__Work required__.
Keep the wording of each record exactly the same when you repeat it, and leave out pictures.

-- Begin The records --

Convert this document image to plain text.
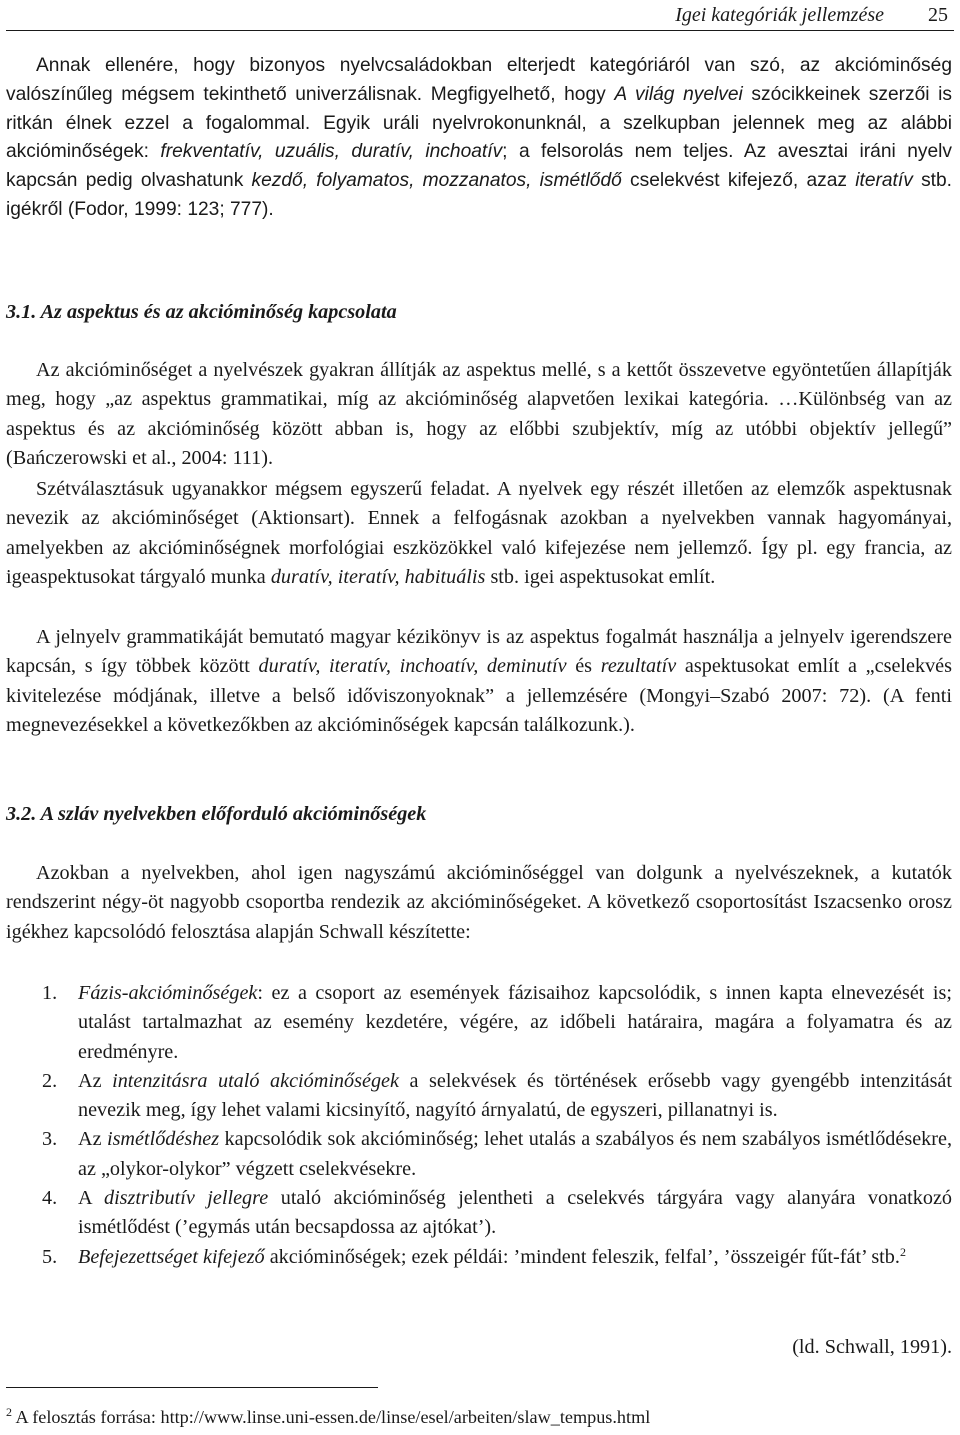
Igei kategóriák jellemzése 25

Annak ellenére, hogy bizonyos nyelvcsaládokban elterjedt kategóriáról van szó, az akcióminőség valószínűleg mégsem tekinthető univerzálisnak. Megfigyelhető, hogy A világ nyelvei szócikkeinek szerzői is ritkán élnek ezzel a fogalommal. Egyik uráli nyelvrokonunknál, a szelkupban jelennek meg az alábbi akcióminőségek: frekventatív, uzuális, duratív, inchoatív; a felsorolás nem teljes. Az avesztai iráni nyelv kapcsán pedig olvashatunk kezdő, folyamatos, mozzanatos, ismétlődő cselekvést kifejező, azaz iteratív stb. igékről (Fodor, 1999: 123; 777).

3.1. Az aspektus és az akcióminőség kapcsolata

Az akcióminőséget a nyelvészek gyakran állítják az aspektus mellé, s a kettőt összevetve egyöntetűen állapítják meg, hogy „az aspektus grammatikai, míg az akcióminőség alapvetően lexikai kategória. …Különbség van az aspektus és az akcióminőség között abban is, hogy az előbbi szubjektív, míg az utóbbi objektív jellegű” (Bańczerowski et al., 2004: 111).

Szétválasztásuk ugyanakkor mégsem egyszerű feladat. A nyelvek egy részét illetően az elemzők aspektusnak nevezik az akcióminőséget (Aktionsart). Ennek a felfogásnak azokban a nyelvekben vannak hagyományai, amelyekben az akcióminőségnek morfológiai eszközökkel való kifejezése nem jellemző. Így pl. egy francia, az igeaspektusokat tárgyaló munka duratív, iteratív, habituális stb. igei aspektusokat említ.

A jelnyelv grammatikáját bemutató magyar kézikönyv is az aspektus fogalmát használja a jelnyelv igerendszere kapcsán, s így többek között duratív, iteratív, inchoatív, deminutív és rezultatív aspektusokat említ a „cselekvés kivitelezése módjának, illetve a belső időviszonyoknak” a jellemzésére (Mongyi–Szabó 2007: 72). (A fenti megnevezésekkel a következőkben az akcióminőségek kapcsán találkozunk.).

3.2. A szláv nyelvekben előforduló akcióminőségek

Azokban a nyelvekben, ahol igen nagyszámú akcióminőséggel van dolgunk a nyelvészeknek, a kutatók rendszerint négy-öt nagyobb csoportba rendezik az akcióminőségeket. A következő csoportosítást Iszacsenko orosz igékhez kapcsolódó felosztása alapján Schwall készítette:

1. Fázis-akcióminőségek: ez a csoport az események fázisaihoz kapcsolódik, s innen kapta elnevezését is; utalást tartalmazhat az esemény kezdetére, végére, az időbeli határaira, magára a folyamatra és az eredményre.
2. Az intenzitásra utaló akcióminőségek a selekvések és történések erősebb vagy gyengébb intenzitását nevezik meg, így lehet valami kicsinyítő, nagyító árnyalatú, de egyszeri, pillanatnyi is.
3. Az ismétlődéshez kapcsolódik sok akcióminőség; lehet utalás a szabályos és nem szabályos ismétlődésekre, az „olykor-olykor” végzett cselekvésekre.
4. A disztributív jellegre utaló akcióminőség jelentheti a cselekvés tárgyára vagy alanyára vonatkozó ismétlődést (’egymás után becsapdossa az ajtókat’).
5. Befejezettséget kifejező akcióminőségek; ezek példái: ’mindent feleszik, felfal’, ’összeigér fűt-fát’ stb.$^2$
(ld. Schwall, 1991).
$^2$ A felosztás forrása: http://www.linse.uni-essen.de/linse/esel/arbeiten/slaw_tempus.html
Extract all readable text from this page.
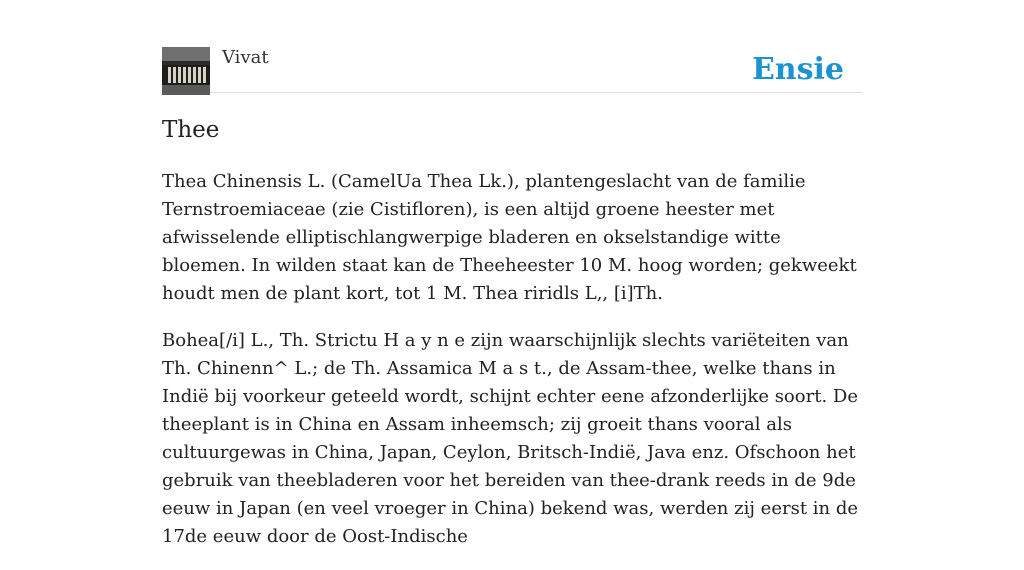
Vivat	Ensie
Thee

Thea Chinensis L. (CamelUa Thea Lk.), plantengeslacht van de familie Ternstroemiaceae (zie Cistifloren), is een altijd groene heester met afwisselende elliptischlangwerpige bladeren en okselstandige witte bloemen. In wilden staat kan de Theeheester 10 M. hoog worden; gekweekt houdt men de plant kort, tot 1 M. Thea riridls L,, [i]Th.

Bohea[/i] L., Th. Strictu H a y n e zijn waarschijnlijk slechts variëteiten van Th. Chinenn^ L.; de Th. Assamica M a s t., de Assam-thee, welke thans in Indië bij voorkeur geteeld wordt, schijnt echter eene afzonderlijke soort. De theeplant is in China en Assam inheemsch; zij groeit thans vooral als cultuurgewas in China, Japan, Ceylon, Britsch-Indië, Java enz. Ofschoon het gebruik van theebladeren voor het bereiden van thee-drank reeds in de 9de eeuw in Japan (en veel vroeger in China) bekend was, werden zij eerst in de 17de eeuw door de Oost-Indische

-- End The records --

__Task output__.
Convert this document image to plain text.
Igei kategóriák jellemzése 25

Annak ellenére, hogy bizonyos nyelvcsaládokban elterjedt kategóriáról van szó, az akcióminőség valószínűleg mégsem tekinthető univerzálisnak. Megfigyelhető, hogy A világ nyelvei szócikkeinek szerzői is ritkán élnek ezzel a fogalommal. Egyik uráli nyelvrokonunknál, a szelkupban jelennek meg az alábbi akcióminőségek: frekventatív, uzuális, duratív, inchoatív; a felsorolás nem teljes. Az avesztai iráni nyelv kapcsán pedig olvashatunk kezdő, folyamatos, mozzanatos, ismétlődő cselekvést kifejező, azaz iteratív stb. igékről (Fodor, 1999: 123; 777).

3.1. Az aspektus és az akcióminőség kapcsolata

Az akcióminőséget a nyelvészek gyakran állítják az aspektus mellé, s a kettőt összevetve egyöntetűen állapítják meg, hogy „az aspektus grammatikai, míg az akcióminőség alapvetően lexikai kategória. …Különbség van az aspektus és az akcióminőség között abban is, hogy az előbbi szubjektív, míg az utóbbi objektív jellegű” (Bańczerowski et al., 2004: 111).

Szétválasztásuk ugyanakkor mégsem egyszerű feladat. A nyelvek egy részét illetően az elemzők aspektusnak nevezik az akcióminőséget (Aktionsart). Ennek a felfogásnak azokban a nyelvekben vannak hagyományai, amelyekben az akcióminőségnek morfológiai eszközökkel való kifejezése nem jellemző. Így pl. egy francia, az igeaspektusokat tárgyaló munka duratív, iteratív, habituális stb. igei aspektusokat említ.

A jelnyelv grammatikáját bemutató magyar kézikönyv is az aspektus fogalmát használja a jelnyelv igerendszere kapcsán, s így többek között duratív, iteratív, inchoatív, deminutív és rezultatív aspektusokat említ a „cselekvés kivitelezése módjának, illetve a belső időviszonyoknak” a jellemzésére (Mongyi–Szabó 2007: 72). (A fenti megnevezésekkel a következőkben az akcióminőségek kapcsán találkozunk.).

3.2. A szláv nyelvekben előforduló akcióminőségek

Azokban a nyelvekben, ahol igen nagyszámú akcióminőséggel van dolgunk a nyelvészeknek, a kutatók rendszerint négy-öt nagyobb csoportba rendezik az akcióminőségeket. A következő csoportosítást Iszacsenko orosz igékhez kapcsolódó felosztása alapján Schwall készítette:

1. Fázis-akcióminőségek: ez a csoport az események fázisaihoz kapcsolódik, s innen kapta elnevezését is; utalást tartalmazhat az esemény kezdetére, végére, az időbeli határaira, magára a folyamatra és az eredményre.
2. Az intenzitásra utaló akcióminőségek a selekvések és történések erősebb vagy gyengébb intenzitását nevezik meg, így lehet valami kicsinyítő, nagyító árnyalatú, de egyszeri, pillanatnyi is.
3. Az ismétlődéshez kapcsolódik sok akcióminőség; lehet utalás a szabályos és nem szabályos ismétlődésekre, az „olykor-olykor” végzett cselekvésekre.
4. A disztributív jellegre utaló akcióminőség jelentheti a cselekvés tárgyára vagy alanyára vonatkozó ismétlődést (’egymás után becsapdossa az ajtókat’).
5. Befejezettséget kifejező akcióminőségek; ezek példái: ’mindent feleszik, felfal’, ’összeigér fűt-fát’ stb.$^2$
(ld. Schwall, 1991).
$^2$ A felosztás forrása: http://www.linse.uni-essen.de/linse/esel/arbeiten/slaw_tempus.html
Extract all readable text from this page.
Vivat	Ensie
Thee

Thea Chinensis L. (CamelUa Thea Lk.), plantengeslacht van de familie Ternstroemiaceae (zie Cistifloren), is een altijd groene heester met afwisselende elliptischlangwerpige bladeren en okselstandige witte bloemen. In wilden staat kan de Theeheester 10 M. hoog worden; gekweekt houdt men de plant kort, tot 1 M. Thea riridls L,, [i]Th.

Bohea[/i] L., Th. Strictu H a y n e zijn waarschijnlijk slechts variëteiten van Th. Chinenn^ L.; de Th. Assamica M a s t., de Assam-thee, welke thans in Indië bij voorkeur geteeld wordt, schijnt echter eene afzonderlijke soort. De theeplant is in China en Assam inheemsch; zij groeit thans vooral als cultuurgewas in China, Japan, Ceylon, Britsch-Indië, Java enz. Ofschoon het gebruik van theebladeren voor het bereiden van thee-drank reeds in de 9de eeuw in Japan (en veel vroeger in China) bekend was, werden zij eerst in de 17de eeuw door de Oost-Indische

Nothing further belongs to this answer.